INSTRUCTION: State the number of lines where "text" appears. Add nothing else.

THE INPUT:
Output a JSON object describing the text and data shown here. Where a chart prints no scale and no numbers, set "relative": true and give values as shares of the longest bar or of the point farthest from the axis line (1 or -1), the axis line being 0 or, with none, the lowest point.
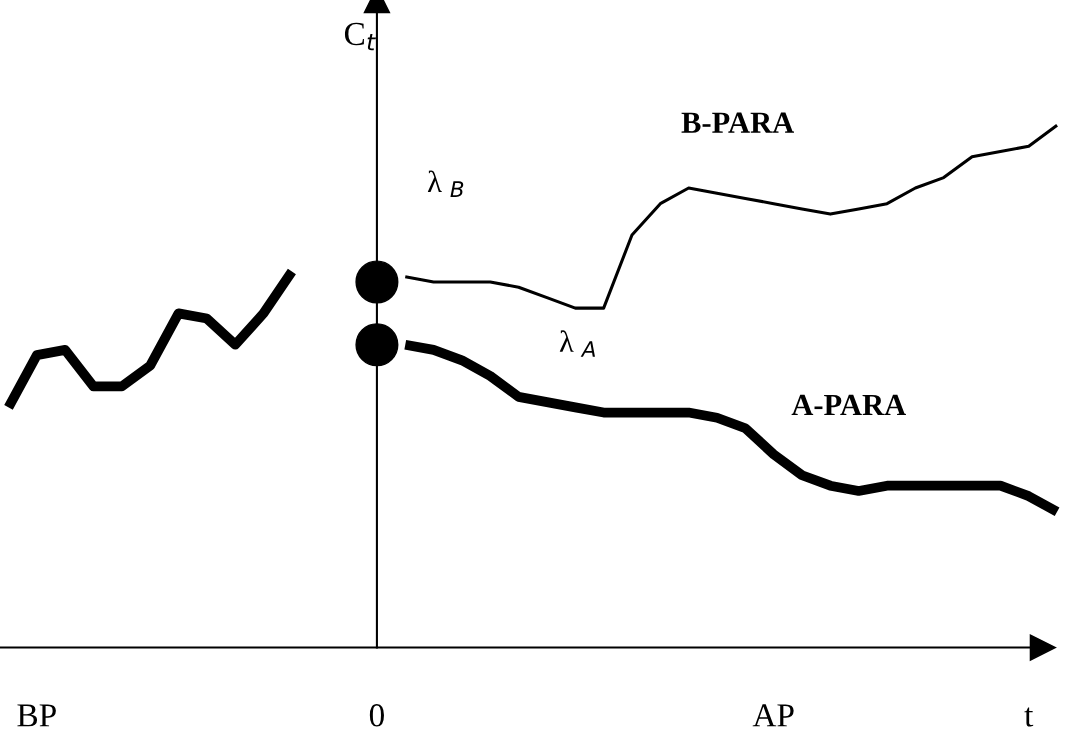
{
  "chart_data": {
    "type": "line",
    "relative": true,
    "ylabel": "C$_{t}$",
    "categories": [
      null,
      "BP",
      null,
      null,
      null,
      null,
      null,
      null,
      null,
      null,
      null,
      null,
      null,
      "0",
      null,
      null,
      null,
      null,
      null,
      null,
      null,
      null,
      null,
      null,
      null,
      null,
      null,
      "AP",
      null,
      null,
      null,
      null,
      null,
      null,
      null,
      null,
      "t",
      null
    ],
    "legend": false,
    "series": [
      {
        "color": "#000000",
        "values": [
          0.46,
          0.56,
          0.57,
          0.5,
          0.5,
          0.54,
          0.64,
          0.63,
          0.58,
          0.64,
          0.72,
          null,
          null,
          null,
          null,
          null,
          null,
          null,
          null,
          null,
          null,
          null,
          null,
          null,
          null,
          null,
          null,
          null,
          null,
          null,
          null,
          null,
          null,
          null,
          null,
          null,
          null,
          null
        ]
      },
      {
        "name": "B-PARA",
        "color": "#000000",
        "values": [
          null,
          null,
          null,
          null,
          null,
          null,
          null,
          null,
          null,
          null,
          null,
          null,
          null,
          null,
          0.71,
          0.7,
          0.7,
          0.7,
          0.69,
          0.67,
          0.65,
          0.65,
          0.79,
          0.85,
          0.88,
          0.87,
          0.86,
          0.85,
          0.84,
          0.83,
          0.84,
          0.85,
          0.88,
          0.9,
          0.94,
          0.95,
          0.96,
          1.0
        ]
      },
      {
        "name": "A-PARA",
        "color": "#000000",
        "values": [
          null,
          null,
          null,
          null,
          null,
          null,
          null,
          null,
          null,
          null,
          null,
          null,
          null,
          null,
          0.58,
          0.57,
          0.55,
          0.52,
          0.48,
          0.47,
          0.46,
          0.45,
          0.45,
          0.45,
          0.45,
          0.44,
          0.42,
          0.37,
          0.33,
          0.31,
          0.3,
          0.31,
          0.31,
          0.31,
          0.31,
          0.31,
          0.29,
          0.26
        ]
      },
      {
        "type": "scatter",
        "color": "#000000",
        "marker": "circle",
        "values": [
          null,
          null,
          null,
          null,
          null,
          null,
          null,
          null,
          null,
          null,
          null,
          null,
          null,
          0.7,
          null,
          null,
          null,
          null,
          null,
          null,
          null,
          null,
          null,
          null,
          null,
          null,
          null,
          null,
          null,
          null,
          null,
          null,
          null,
          null,
          null,
          null,
          null,
          null
        ]
      },
      {
        "type": "scatter",
        "color": "#000000",
        "marker": "circle",
        "values": [
          null,
          null,
          null,
          null,
          null,
          null,
          null,
          null,
          null,
          null,
          null,
          null,
          null,
          0.58,
          null,
          null,
          null,
          null,
          null,
          null,
          null,
          null,
          null,
          null,
          null,
          null,
          null,
          null,
          null,
          null,
          null,
          null,
          null,
          null,
          null,
          null,
          null,
          null
        ]
      }
    ],
    "annotations": [
      "λ $_{B}$",
      "λ $_{A}$"
    ]
  }
}
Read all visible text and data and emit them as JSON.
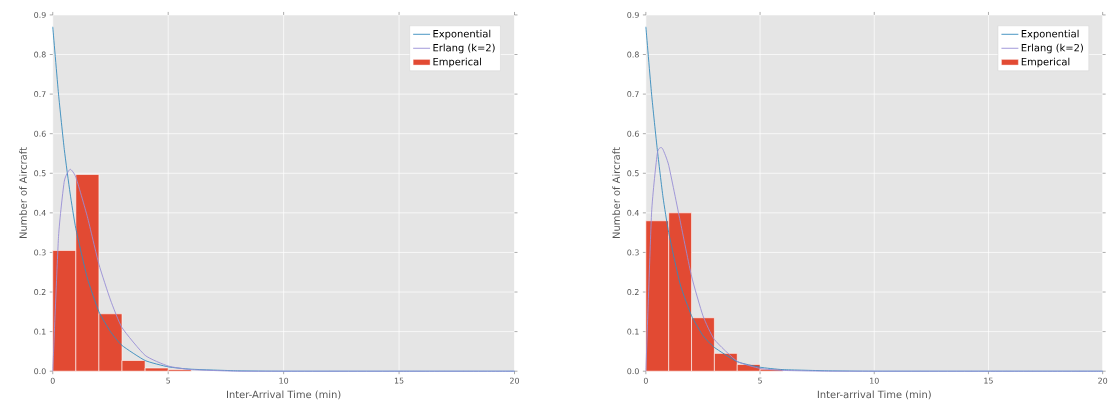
{
  "chart_data": [
    {
      "type": "histogram",
      "xlabel": "Inter-Arrival Time (min)",
      "ylabel": "Number of Aircraft",
      "xlim": [
        0,
        20
      ],
      "ylim": [
        0,
        0.9
      ],
      "xticks": [
        0,
        5,
        10,
        15,
        20
      ],
      "yticks": [
        {
          "value": 0,
          "label": "0.0"
        },
        0.1,
        0.2,
        0.3,
        0.4,
        0.5,
        0.6,
        0.7,
        0.8,
        0.9
      ],
      "grid": true,
      "legend": "top right",
      "series": [
        {
          "type": "line",
          "name": "Exponential",
          "color": "#348abd",
          "x": [
            0,
            0.25,
            0.5,
            0.75,
            1,
            1.5,
            2,
            2.5,
            3,
            4,
            5,
            6,
            8,
            10,
            15,
            20
          ],
          "values": [
            0.87,
            0.7,
            0.56,
            0.45,
            0.36,
            0.235,
            0.15,
            0.1,
            0.065,
            0.027,
            0.011,
            0.005,
            0.001,
            0,
            0,
            0
          ]
        },
        {
          "type": "line",
          "name": "Erlang (k=2)",
          "color": "#988ed5",
          "x": [
            0,
            0.25,
            0.5,
            0.75,
            1,
            1.5,
            2,
            2.5,
            3,
            4,
            5,
            6,
            8,
            10,
            15,
            20
          ],
          "values": [
            0,
            0.34,
            0.48,
            0.51,
            0.49,
            0.39,
            0.27,
            0.18,
            0.11,
            0.04,
            0.013,
            0.004,
            0,
            0,
            0,
            0
          ]
        },
        {
          "name": "Emperical",
          "color": "#e24a33",
          "bins": [
            0,
            1,
            2,
            3,
            4,
            5,
            6
          ],
          "values": [
            0.305,
            0.497,
            0.145,
            0.027,
            0.008,
            0.004
          ]
        }
      ]
    },
    {
      "type": "histogram",
      "xlabel": "Inter-arrival Time (min)",
      "ylabel": "Number of Aircraft",
      "xlim": [
        0,
        20
      ],
      "ylim": [
        0,
        0.9
      ],
      "xticks": [
        0,
        5,
        10,
        15,
        20
      ],
      "yticks": [
        {
          "value": 0,
          "label": "0.0"
        },
        0.1,
        0.2,
        0.3,
        0.4,
        0.5,
        0.6,
        0.7,
        0.8,
        0.9
      ],
      "grid": true,
      "legend": "top right",
      "series": [
        {
          "type": "line",
          "name": "Exponential",
          "color": "#348abd",
          "x": [
            0,
            0.25,
            0.5,
            0.75,
            1,
            1.5,
            2,
            2.5,
            3,
            4,
            5,
            6,
            8,
            10,
            15,
            20
          ],
          "values": [
            0.87,
            0.7,
            0.56,
            0.44,
            0.35,
            0.22,
            0.14,
            0.09,
            0.06,
            0.024,
            0.01,
            0.004,
            0.001,
            0,
            0,
            0
          ]
        },
        {
          "type": "line",
          "name": "Erlang (k=2)",
          "color": "#988ed5",
          "x": [
            0,
            0.25,
            0.5,
            0.65,
            0.75,
            1,
            1.5,
            2,
            2.5,
            3,
            4,
            5,
            6,
            8,
            10,
            15,
            20
          ],
          "values": [
            0,
            0.4,
            0.55,
            0.565,
            0.56,
            0.52,
            0.38,
            0.24,
            0.14,
            0.08,
            0.025,
            0.007,
            0.002,
            0,
            0,
            0,
            0
          ]
        },
        {
          "name": "Emperical",
          "color": "#e24a33",
          "bins": [
            0,
            1,
            2,
            3,
            4,
            5,
            6
          ],
          "values": [
            0.38,
            0.4,
            0.135,
            0.045,
            0.017,
            0.005
          ]
        }
      ]
    }
  ]
}
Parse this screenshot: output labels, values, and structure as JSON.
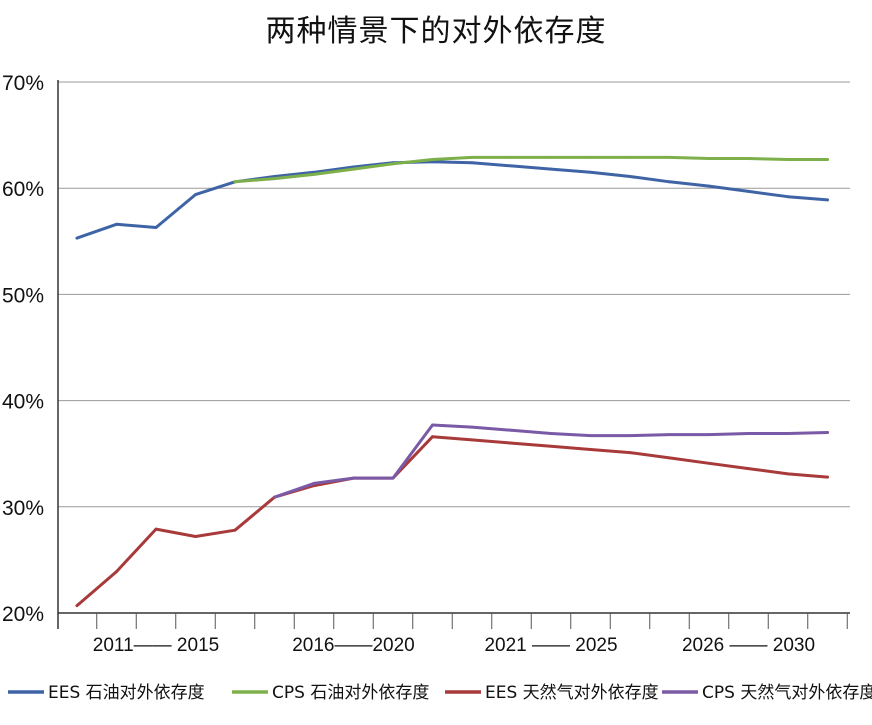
{
  "chart_data": {
    "type": "line",
    "title": "两种情景下的对外依存度",
    "xlabel": "",
    "ylabel": "",
    "ylim": [
      20,
      70
    ],
    "yticks": [
      "20%",
      "30%",
      "40%",
      "50%",
      "60%",
      "70%"
    ],
    "grid": true,
    "legend_position": "bottom",
    "x": [
      2011,
      2012,
      2013,
      2014,
      2015,
      2016,
      2017,
      2018,
      2019,
      2020,
      2021,
      2022,
      2023,
      2024,
      2025,
      2026,
      2027,
      2028,
      2029,
      2030
    ],
    "x_group_labels": [
      "2011—— 2015",
      "2016——2020",
      "2021 —— 2025",
      "2026 —— 2030"
    ],
    "series": [
      {
        "name": "EES 石油对外依存度",
        "color": "#3f64a6",
        "values": [
          55.3,
          56.6,
          56.3,
          59.4,
          60.6,
          61.1,
          61.5,
          62.0,
          62.4,
          62.5,
          62.4,
          62.1,
          61.8,
          61.5,
          61.1,
          60.6,
          60.2,
          59.7,
          59.2,
          58.9
        ]
      },
      {
        "name": "CPS 石油对外依存度",
        "color": "#7db04a",
        "values": [
          null,
          null,
          null,
          null,
          60.6,
          60.9,
          61.3,
          61.8,
          62.3,
          62.7,
          62.9,
          62.9,
          62.9,
          62.9,
          62.9,
          62.9,
          62.8,
          62.8,
          62.7,
          62.7
        ]
      },
      {
        "name": "EES 天然气对外依存度",
        "color": "#a83a3a",
        "values": [
          20.7,
          23.9,
          27.9,
          27.2,
          27.8,
          30.9,
          32.0,
          32.7,
          32.7,
          36.6,
          36.3,
          36.0,
          35.7,
          35.4,
          35.1,
          34.6,
          34.1,
          33.6,
          33.1,
          32.8
        ]
      },
      {
        "name": "CPS 天然气对外依存度",
        "color": "#7a5aa6",
        "values": [
          null,
          null,
          null,
          null,
          null,
          30.9,
          32.2,
          32.7,
          32.7,
          37.7,
          37.5,
          37.2,
          36.9,
          36.7,
          36.7,
          36.8,
          36.8,
          36.9,
          36.9,
          37.0
        ]
      }
    ]
  }
}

TASK SOLUTION: 2